**Written task**
Look through the material below, count the lines containing the word "Duque", and state only the count.

**Data provided**
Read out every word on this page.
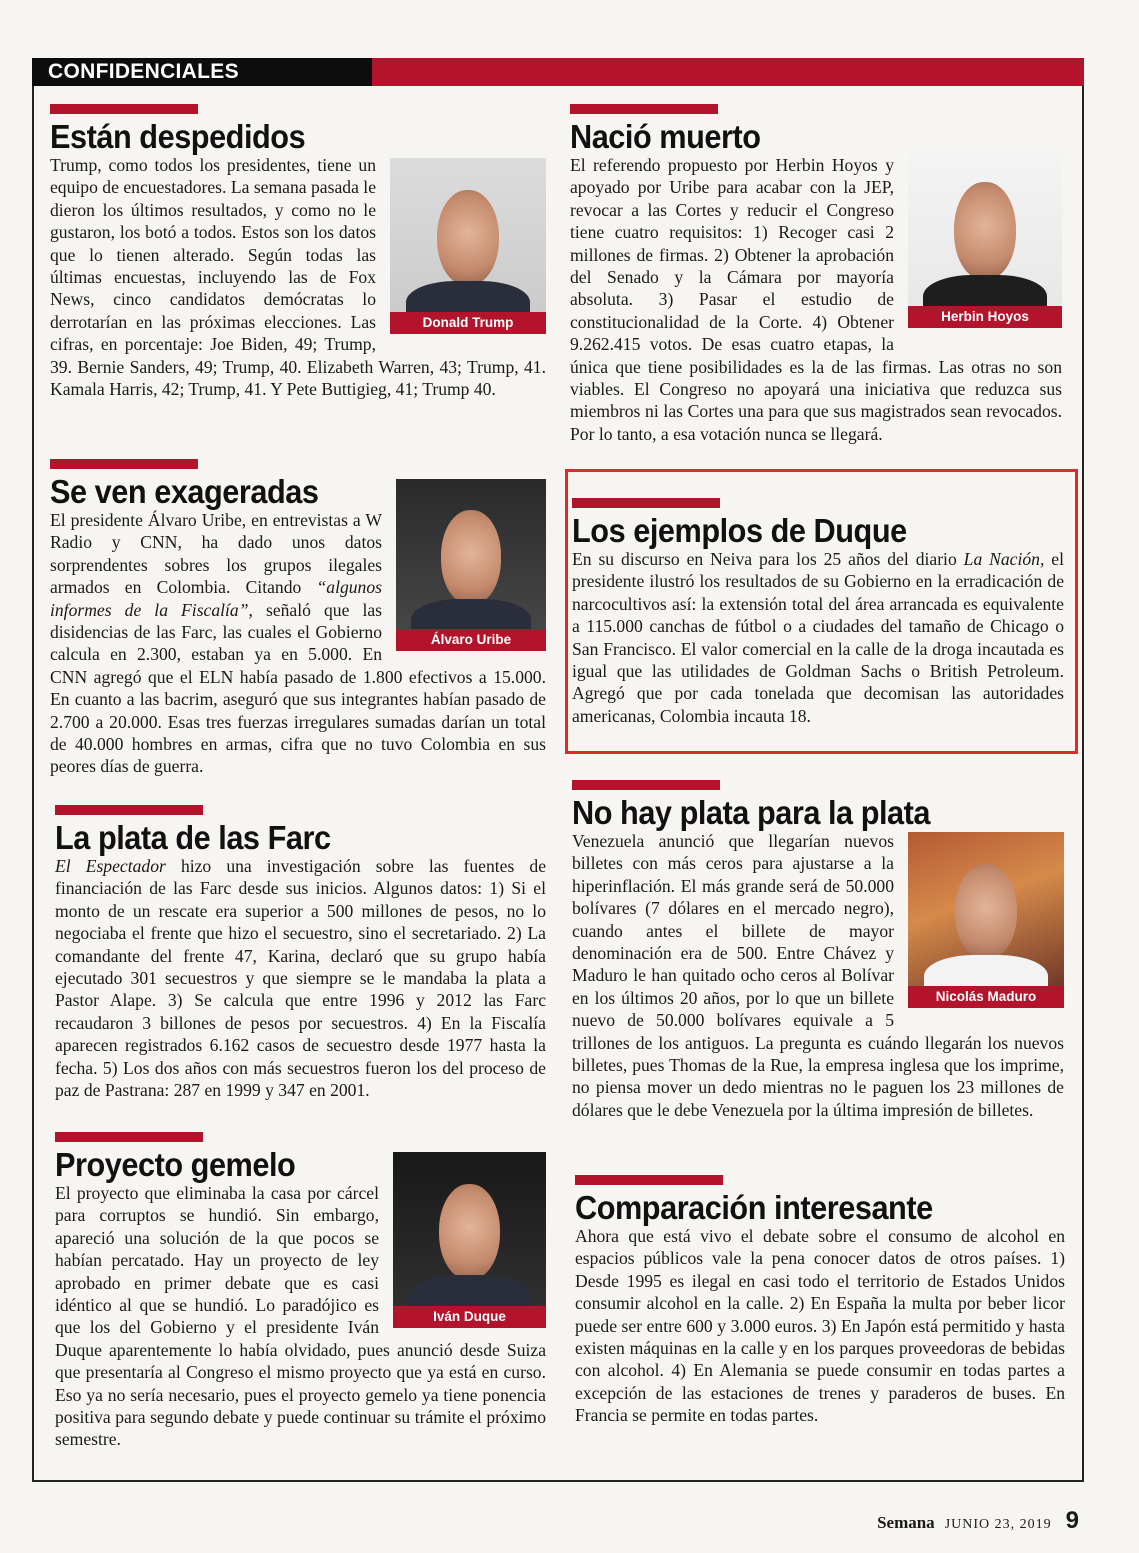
CONFIDENCIALES
Están despedidos
Donald Trump

Trump, como todos los presidentes, tiene un equipo de encuestadores. La semana pasada le dieron los últimos resultados, y como no le gustaron, los botó a todos. Estos son los datos que lo tienen alterado. Según todas las últimas encuestas, incluyendo las de Fox News, cinco candidatos demócratas lo derrotarían en las próximas elecciones. Las cifras, en porcentaje: Joe Biden, 49; Trump, 39. Bernie Sanders, 49; Trump, 40. Elizabeth Warren, 43; Trump, 41. Kamala Harris, 42; Trump, 41. Y Pete Buttigieg, 41; Trump 40.

Nació muerto
Herbin Hoyos

El referendo propuesto por Herbin Hoyos y apoyado por Uribe para acabar con la JEP, revocar a las Cortes y reducir el Congreso tiene cuatro requisitos: 1) Recoger casi 2 millones de firmas. 2) Obtener la aprobación del Senado y la Cámara por mayoría absoluta. 3) Pasar el estudio de constitucionalidad de la Corte. 4) Obtener 9.262.415 votos. De esas cuatro etapas, la única que tiene posibilidades es la de las firmas. Las otras no son viables. El Congreso no apoyará una iniciativa que reduzca sus miembros ni las Cortes una para que sus magistrados sean revocados. Por lo tanto, a esa votación nunca se llegará.

Se ven exageradas
Álvaro Uribe

El presidente Álvaro Uribe, en entrevistas a W Radio y CNN, ha dado unos datos sorprendentes sobres los grupos ilegales armados en Colombia. Citando “algunos informes de la Fiscalía”, señaló que las disidencias de las Farc, las cuales el Gobierno calcula en 2.300, estaban ya en 5.000. En CNN agregó que el ELN había pasado de 1.800 efectivos a 15.000. En cuanto a las bacrim, aseguró que sus integrantes habían pasado de 2.700 a 20.000. Esas tres fuerzas irregulares sumadas darían un total de 40.000 hombres en armas, cifra que no tuvo Colombia en sus peores días de guerra.

Los ejemplos de Duque

En su discurso en Neiva para los 25 años del diario La Nación, el presidente ilustró los resultados de su Gobierno en la erradicación de narcocultivos así: la extensión total del área arrancada es equivalente a 115.000 canchas de fútbol o a ciudades del tamaño de Chicago o San Francisco. El valor comercial en la calle de la droga incautada es igual que las utilidades de Goldman Sachs o British Petroleum. Agregó que por cada tonelada que decomisan las autoridades americanas, Colombia incauta 18.

La plata de las Farc

El Espectador hizo una investigación sobre las fuentes de financiación de las Farc desde sus inicios. Algunos datos: 1) Si el monto de un rescate era superior a 500 millones de pesos, no lo negociaba el frente que hizo el secuestro, sino el secretariado. 2) La comandante del frente 47, Karina, declaró que su grupo había ejecutado 301 secuestros y que siempre se le mandaba la plata a Pastor Alape. 3) Se calcula que entre 1996 y 2012 las Farc recaudaron 3 billones de pesos por secuestros. 4) En la Fiscalía aparecen registrados 6.162 casos de secuestro desde 1977 hasta la fecha. 5) Los dos años con más secuestros fueron los del proceso de paz de Pastrana: 287 en 1999 y 347 en 2001.

No hay plata para la plata
Nicolás Maduro

Venezuela anunció que llegarían nuevos billetes con más ceros para ajustarse a la hiperinflación. El más grande será de 50.000 bolívares (7 dólares en el mercado negro), cuando antes el billete de mayor denominación era de 500. Entre Chávez y Maduro le han quitado ocho ceros al Bolívar en los últimos 20 años, por lo que un billete nuevo de 50.000 bolívares equivale a 5 trillones de los antiguos. La pregunta es cuándo llegarán los nuevos billetes, pues Thomas de la Rue, la empresa inglesa que los imprime, no piensa mover un dedo mientras no le paguen los 23 millones de dólares que le debe Venezuela por la última impresión de billetes.

Proyecto gemelo
Iván Duque

El proyecto que eliminaba la casa por cárcel para corruptos se hundió. Sin embargo, apareció una solución de la que pocos se habían percatado. Hay un proyecto de ley aprobado en primer debate que es casi idéntico al que se hundió. Lo paradójico es que los del Gobierno y el presidente Iván Duque aparentemente lo había olvidado, pues anunció desde Suiza que presentaría al Congreso el mismo proyecto que ya está en curso. Eso ya no sería necesario, pues el proyecto gemelo ya tiene ponencia positiva para segundo debate y puede continuar su trámite el próximo semestre.

Comparación interesante

Ahora que está vivo el debate sobre el consumo de alcohol en espacios públicos vale la pena conocer datos de otros países. 1) Desde 1995 es ilegal en casi todo el territorio de Estados Unidos consumir alcohol en la calle. 2) En España la multa por beber licor puede ser entre 600 y 3.000 euros. 3) En Japón está permitido y hasta existen máquinas en la calle y en los parques proveedoras de bebidas con alcohol. 4) En Alemania se puede consumir en todas partes a excepción de las estaciones de trenes y paraderos de buses. En Francia se permite en todas partes.

Semana JUNIO 23, 2019 9
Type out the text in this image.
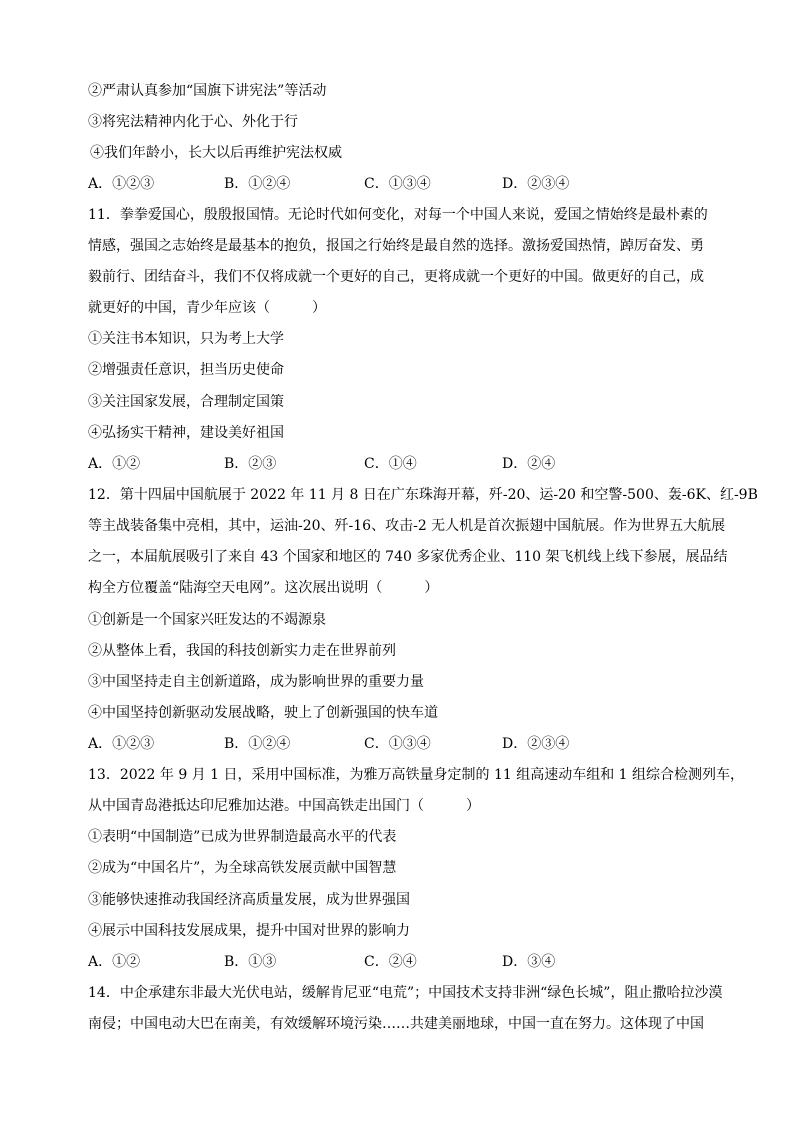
②严肃认真参加“国旗下讲宪法”等活动
③将宪法精神内化于心、外化于行
④我们年龄小，长大以后再维护宪法权威
A．①②③	B．①②④	C．①③④	D．②③④
11．拳拳爱国心，殷殷报国情。无论时代如何变化，对每一个中国人来说，爱国之情始终是最朴素的
情感，强国之志始终是最基本的抱负，报国之行始终是最自然的选择。激扬爱国热情，踔厉奋发、勇
毅前行、团结奋斗，我们不仅将成就一个更好的自己，更将成就一个更好的中国。做更好的自己，成
就更好的中国，青少年应该（　　　）
①关注书本知识，只为考上大学
②增强责任意识，担当历史使命
③关注国家发展，合理制定国策
④弘扬实干精神，建设美好祖国
A．①②	B．②③	C．①④	D．②④
12．第十四届中国航展于 2022 年 11 月 8 日在广东珠海开幕，歼-20、运-20 和空警-500、轰-6K、红-9B
等主战装备集中亮相，其中，运油-20、歼-16、攻击-2 无人机是首次振翅中国航展。作为世界五大航展
之一，本届航展吸引了来自 43 个国家和地区的 740 多家优秀企业、110 架飞机线上线下参展，展品结
构全方位覆盖“陆海空天电网”。这次展出说明（　　　）
①创新是一个国家兴旺发达的不竭源泉
②从整体上看，我国的科技创新实力走在世界前列
③中国坚持走自主创新道路，成为影响世界的重要力量
④中国坚持创新驱动发展战略，驶上了创新强国的快车道
A．①②③	B．①②④	C．①③④	D．②③④
13．2022 年 9 月 1 日，采用中国标准，为雅万高铁量身定制的 11 组高速动车组和 1 组综合检测列车，
从中国青岛港抵达印尼雅加达港。中国高铁走出国门（　　　）
①表明“中国制造”已成为世界制造最高水平的代表
②成为“中国名片”，为全球高铁发展贡献中国智慧
③能够快速推动我国经济高质量发展，成为世界强国
④展示中国科技发展成果，提升中国对世界的影响力
A．①②	B．①③	C．②④	D．③④
14．中企承建东非最大光伏电站，缓解肯尼亚“电荒”；中国技术支持非洲“绿色长城”，阻止撒哈拉沙漠
南侵；中国电动大巴在南美，有效缓解环境污染……共建美丽地球，中国一直在努力。这体现了中国
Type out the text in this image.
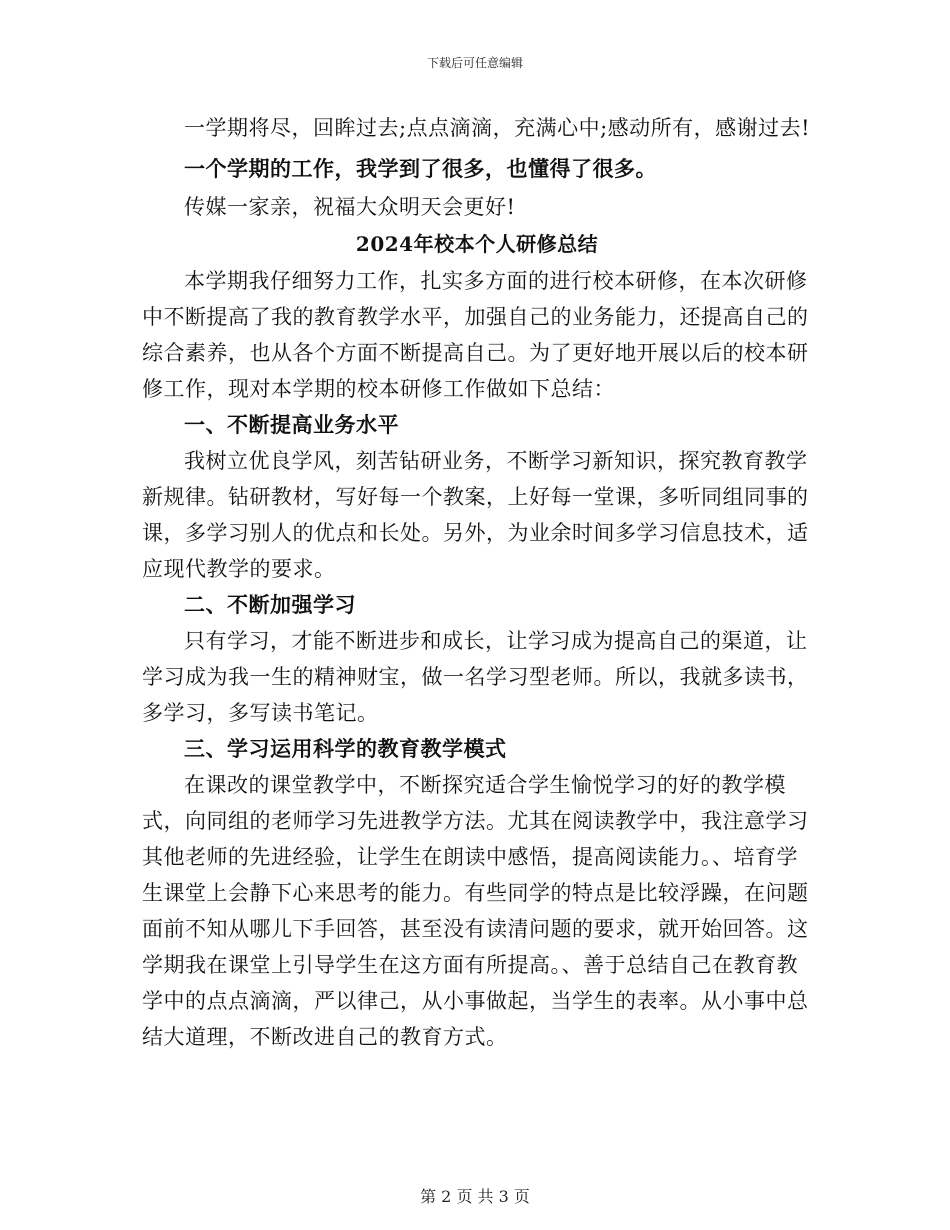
下载后可任意编辑

一学期将尽，回眸过去;点点滴滴，充满心中;感动所有，感谢过去!

一个学期的工作，我学到了很多，也懂得了很多。

传媒一家亲，祝福大众明天会更好!

2024年校本个人研修总结

本学期我仔细努力工作，扎实多方面的进行校本研修，在本次研修中不断提高了我的教育教学水平，加强自己的业务能力，还提高自己的综合素养，也从各个方面不断提高自己。为了更好地开展以后的校本研修工作，现对本学期的校本研修工作做如下总结：

一、不断提高业务水平

我树立优良学风，刻苦钻研业务，不断学习新知识，探究教育教学新规律。钻研教材，写好每一个教案，上好每一堂课，多听同组同事的课，多学习别人的优点和长处。另外，为业余时间多学习信息技术，适应现代教学的要求。

二、不断加强学习

只有学习，才能不断进步和成长，让学习成为提高自己的渠道，让学习成为我一生的精神财宝，做一名学习型老师。所以，我就多读书，多学习，多写读书笔记。

三、学习运用科学的教育教学模式

在课改的课堂教学中，不断探究适合学生愉悦学习的好的教学模式，向同组的老师学习先进教学方法。尤其在阅读教学中，我注意学习其他老师的先进经验，让学生在朗读中感悟，提高阅读能力。、培育学生课堂上会静下心来思考的能力。有些同学的特点是比较浮躁，在问题面前不知从哪儿下手回答，甚至没有读清问题的要求，就开始回答。这学期我在课堂上引导学生在这方面有所提高。、善于总结自己在教育教学中的点点滴滴，严以律己，从小事做起，当学生的表率。从小事中总结大道理，不断改进自己的教育方式。

第 2 页 共 3 页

**Exercise result**
3